#### GIVEN INFORMATION

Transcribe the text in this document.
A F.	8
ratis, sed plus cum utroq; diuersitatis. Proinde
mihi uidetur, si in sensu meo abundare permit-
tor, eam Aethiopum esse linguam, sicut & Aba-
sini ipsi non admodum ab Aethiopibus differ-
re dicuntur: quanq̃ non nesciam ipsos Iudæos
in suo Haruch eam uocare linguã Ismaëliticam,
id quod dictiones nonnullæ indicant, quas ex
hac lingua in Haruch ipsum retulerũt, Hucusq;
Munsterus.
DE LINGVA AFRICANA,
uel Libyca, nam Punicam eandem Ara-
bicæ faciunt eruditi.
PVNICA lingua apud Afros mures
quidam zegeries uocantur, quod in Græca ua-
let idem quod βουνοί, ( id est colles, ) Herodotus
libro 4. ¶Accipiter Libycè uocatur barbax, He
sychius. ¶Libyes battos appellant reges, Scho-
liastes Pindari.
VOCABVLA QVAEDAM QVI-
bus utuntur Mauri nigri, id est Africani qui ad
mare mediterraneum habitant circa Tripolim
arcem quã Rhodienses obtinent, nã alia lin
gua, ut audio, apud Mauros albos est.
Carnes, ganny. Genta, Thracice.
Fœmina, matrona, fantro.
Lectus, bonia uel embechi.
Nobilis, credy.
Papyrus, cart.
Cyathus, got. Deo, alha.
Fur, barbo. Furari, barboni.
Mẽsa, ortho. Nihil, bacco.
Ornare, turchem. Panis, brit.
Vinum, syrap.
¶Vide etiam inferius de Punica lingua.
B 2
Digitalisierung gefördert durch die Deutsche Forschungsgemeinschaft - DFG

#### WHAT TO PRODUCE
Without leaving anything out, quote all the data.

#### IN RESPONSE
Transcribe the text in this document.
A F.	8
ratis, sed plus cum utroq; diuersitatis. Proinde
mihi uidetur, si in sensu meo abundare permit-
tor, eam Aethiopum esse linguam, sicut & Aba-
sini ipsi non admodum ab Aethiopibus differ-
re dicuntur: quanq̃ non nesciam ipsos Iudæos
in suo Haruch eam uocare linguã Ismaëliticam,
id quod dictiones nonnullæ indicant, quas ex
hac lingua in Haruch ipsum retulerũt, Hucusq;
Munsterus.
DE LINGVA AFRICANA,
uel Libyca, nam Punicam eandem Ara-
bicæ faciunt eruditi.
PVNICA lingua apud Afros mures
quidam zegeries uocantur, quod in Græca ua-
let idem quod βουνοί, ( id est colles, ) Herodotus
libro 4. ¶Accipiter Libycè uocatur barbax, He
sychius. ¶Libyes battos appellant reges, Scho-
liastes Pindari.
VOCABVLA QVAEDAM QVI-
bus utuntur Mauri nigri, id est Africani qui ad
mare mediterraneum habitant circa Tripolim
arcem quã Rhodienses obtinent, nã alia lin
gua, ut audio, apud Mauros albos est.
Carnes, ganny. Genta, Thracice.
Fœmina, matrona, fantro.
Lectus, bonia uel embechi.
Nobilis, credy.
Papyrus, cart.
Cyathus, got. Deo, alha.
Fur, barbo. Furari, barboni.
Mẽsa, ortho. Nihil, bacco.
Ornare, turchem. Panis, brit.
Vinum, syrap.
¶Vide etiam inferius de Punica lingua.
B 2
Digitalisierung gefördert durch die Deutsche Forschungsgemeinschaft - DFG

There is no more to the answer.